**EXERCISE BRIEF:**
Determine how many lines include the word "Cumulative", then give that number and nothing more.
----
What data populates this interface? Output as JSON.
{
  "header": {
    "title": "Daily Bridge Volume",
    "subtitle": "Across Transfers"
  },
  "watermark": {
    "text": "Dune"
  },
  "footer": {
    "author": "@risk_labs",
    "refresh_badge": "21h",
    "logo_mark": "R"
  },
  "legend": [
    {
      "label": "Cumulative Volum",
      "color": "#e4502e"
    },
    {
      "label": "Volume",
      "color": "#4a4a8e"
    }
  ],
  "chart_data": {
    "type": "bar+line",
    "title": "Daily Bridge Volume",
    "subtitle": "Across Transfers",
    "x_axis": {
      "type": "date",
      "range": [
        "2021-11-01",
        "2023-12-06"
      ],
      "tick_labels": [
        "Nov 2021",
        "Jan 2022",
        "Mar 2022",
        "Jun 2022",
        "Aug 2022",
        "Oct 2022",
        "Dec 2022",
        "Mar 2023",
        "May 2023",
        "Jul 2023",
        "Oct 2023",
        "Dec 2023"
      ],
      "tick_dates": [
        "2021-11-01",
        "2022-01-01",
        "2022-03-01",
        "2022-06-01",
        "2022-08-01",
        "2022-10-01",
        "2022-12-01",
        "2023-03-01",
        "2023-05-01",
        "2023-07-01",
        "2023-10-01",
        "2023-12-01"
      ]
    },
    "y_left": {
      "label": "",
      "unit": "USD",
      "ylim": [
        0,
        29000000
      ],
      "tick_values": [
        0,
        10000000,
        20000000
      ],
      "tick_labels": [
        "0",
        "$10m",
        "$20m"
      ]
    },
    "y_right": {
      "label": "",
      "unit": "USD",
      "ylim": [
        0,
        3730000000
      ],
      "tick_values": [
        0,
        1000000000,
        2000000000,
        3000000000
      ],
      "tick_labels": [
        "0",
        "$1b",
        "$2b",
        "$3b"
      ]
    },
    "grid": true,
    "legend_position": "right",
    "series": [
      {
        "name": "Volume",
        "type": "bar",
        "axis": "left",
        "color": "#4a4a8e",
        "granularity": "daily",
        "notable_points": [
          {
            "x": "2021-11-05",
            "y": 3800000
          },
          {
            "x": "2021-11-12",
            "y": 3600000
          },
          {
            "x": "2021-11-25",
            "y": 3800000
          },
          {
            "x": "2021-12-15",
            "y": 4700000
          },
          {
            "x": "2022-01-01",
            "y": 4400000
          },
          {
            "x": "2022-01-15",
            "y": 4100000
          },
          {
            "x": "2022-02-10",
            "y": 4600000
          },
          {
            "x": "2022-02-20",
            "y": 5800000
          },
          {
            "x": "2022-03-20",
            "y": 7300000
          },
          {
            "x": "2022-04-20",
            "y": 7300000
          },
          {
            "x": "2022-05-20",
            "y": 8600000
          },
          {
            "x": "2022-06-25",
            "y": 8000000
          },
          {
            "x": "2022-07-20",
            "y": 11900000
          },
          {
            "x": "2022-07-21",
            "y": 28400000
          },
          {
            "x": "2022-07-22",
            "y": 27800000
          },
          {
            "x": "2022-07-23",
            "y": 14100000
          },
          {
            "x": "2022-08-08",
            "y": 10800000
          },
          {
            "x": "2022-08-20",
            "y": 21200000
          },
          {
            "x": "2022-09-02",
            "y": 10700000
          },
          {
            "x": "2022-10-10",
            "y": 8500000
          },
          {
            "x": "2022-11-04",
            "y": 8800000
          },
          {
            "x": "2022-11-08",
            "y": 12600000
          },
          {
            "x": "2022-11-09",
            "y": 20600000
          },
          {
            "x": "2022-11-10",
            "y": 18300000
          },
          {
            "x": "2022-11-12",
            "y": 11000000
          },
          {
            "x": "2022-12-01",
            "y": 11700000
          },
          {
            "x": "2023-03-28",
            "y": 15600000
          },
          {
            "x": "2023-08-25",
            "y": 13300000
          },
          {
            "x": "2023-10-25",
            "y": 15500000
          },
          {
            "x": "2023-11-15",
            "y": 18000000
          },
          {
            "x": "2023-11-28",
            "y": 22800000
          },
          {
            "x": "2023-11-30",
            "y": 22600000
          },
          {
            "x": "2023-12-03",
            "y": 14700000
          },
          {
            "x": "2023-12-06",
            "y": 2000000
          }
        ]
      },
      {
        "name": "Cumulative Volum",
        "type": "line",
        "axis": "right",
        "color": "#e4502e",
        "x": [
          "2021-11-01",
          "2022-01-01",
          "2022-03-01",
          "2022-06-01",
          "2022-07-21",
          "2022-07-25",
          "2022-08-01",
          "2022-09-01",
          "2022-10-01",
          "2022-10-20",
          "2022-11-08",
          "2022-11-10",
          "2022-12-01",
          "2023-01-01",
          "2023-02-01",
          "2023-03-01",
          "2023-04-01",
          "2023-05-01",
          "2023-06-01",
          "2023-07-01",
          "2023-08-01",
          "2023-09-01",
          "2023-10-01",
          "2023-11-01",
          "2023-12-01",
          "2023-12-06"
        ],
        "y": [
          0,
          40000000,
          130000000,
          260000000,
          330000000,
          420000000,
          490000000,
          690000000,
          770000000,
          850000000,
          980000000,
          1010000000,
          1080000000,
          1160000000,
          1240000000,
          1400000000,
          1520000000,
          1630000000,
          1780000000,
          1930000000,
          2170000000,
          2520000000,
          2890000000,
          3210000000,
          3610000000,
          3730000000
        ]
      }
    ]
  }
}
----
**FINAL RESULT:**
2